* Material to process:
※ ※ ※

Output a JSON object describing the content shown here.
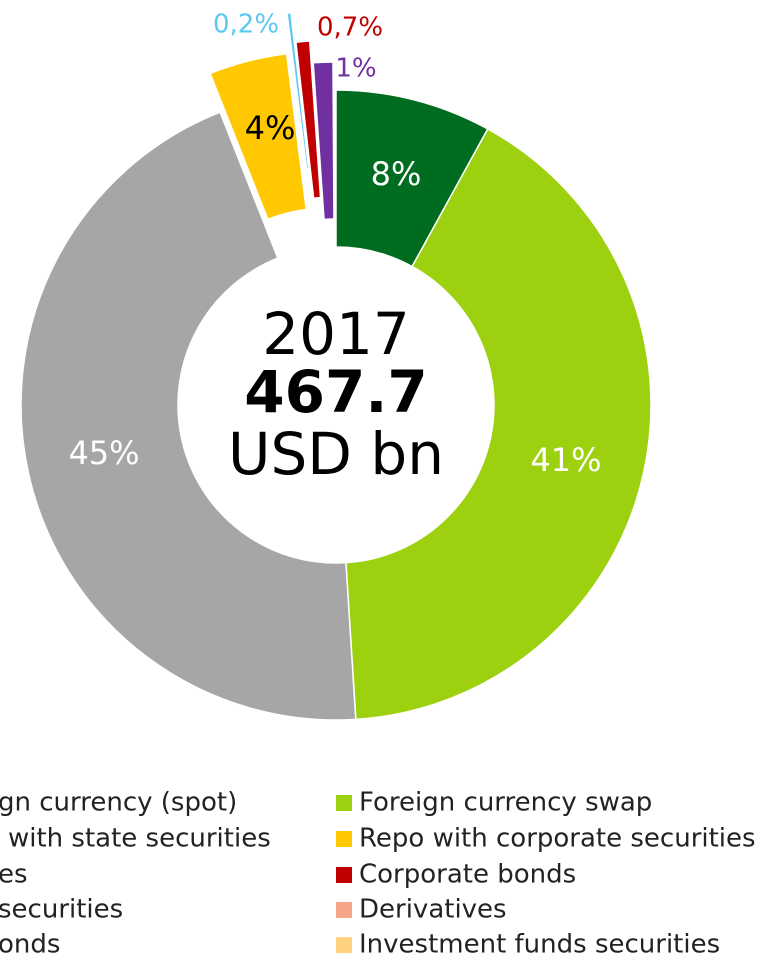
{
  "chart_data": {
    "type": "donut",
    "center_year": "2017",
    "center_total": "467.7",
    "center_unit": "USD bn",
    "values": [
      8,
      41,
      45,
      4,
      0.2,
      0.7,
      1
    ],
    "value_labels": [
      "8%",
      "41%",
      "45%",
      "4%",
      "0,2%",
      "0,7%",
      "1%"
    ],
    "colors": [
      "#006c1f",
      "#9dd10f",
      "#a6a6a6",
      "#ffc800",
      "#5bc8f0",
      "#c00000",
      "#7030a0"
    ],
    "legend_left": [
      "gn currency (spot)",
      "with state securities",
      "es",
      "securities",
      "onds"
    ],
    "legend_right": [
      {
        "name": "Foreign currency swap",
        "color": "#9dd10f"
      },
      {
        "name": "Repo with corporate securities",
        "color": "#ffc800"
      },
      {
        "name": "Corporate bonds",
        "color": "#c00000"
      },
      {
        "name": "Derivatives",
        "color": "#f4a58a"
      },
      {
        "name": "Investment funds securities",
        "color": "#ffd280"
      }
    ]
  }
}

※ ※ ※

* Exercise:
Without the pictures, write out all of the material exactly.

* Result below:
Output a JSON object describing the content shown here.
{
  "chart_data": {
    "type": "donut",
    "center_year": "2017",
    "center_total": "467.7",
    "center_unit": "USD bn",
    "values": [
      8,
      41,
      45,
      4,
      0.2,
      0.7,
      1
    ],
    "value_labels": [
      "8%",
      "41%",
      "45%",
      "4%",
      "0,2%",
      "0,7%",
      "1%"
    ],
    "colors": [
      "#006c1f",
      "#9dd10f",
      "#a6a6a6",
      "#ffc800",
      "#5bc8f0",
      "#c00000",
      "#7030a0"
    ],
    "legend_left": [
      "gn currency (spot)",
      "with state securities",
      "es",
      "securities",
      "onds"
    ],
    "legend_right": [
      {
        "name": "Foreign currency swap",
        "color": "#9dd10f"
      },
      {
        "name": "Repo with corporate securities",
        "color": "#ffc800"
      },
      {
        "name": "Corporate bonds",
        "color": "#c00000"
      },
      {
        "name": "Derivatives",
        "color": "#f4a58a"
      },
      {
        "name": "Investment funds securities",
        "color": "#ffd280"
      }
    ]
  }
}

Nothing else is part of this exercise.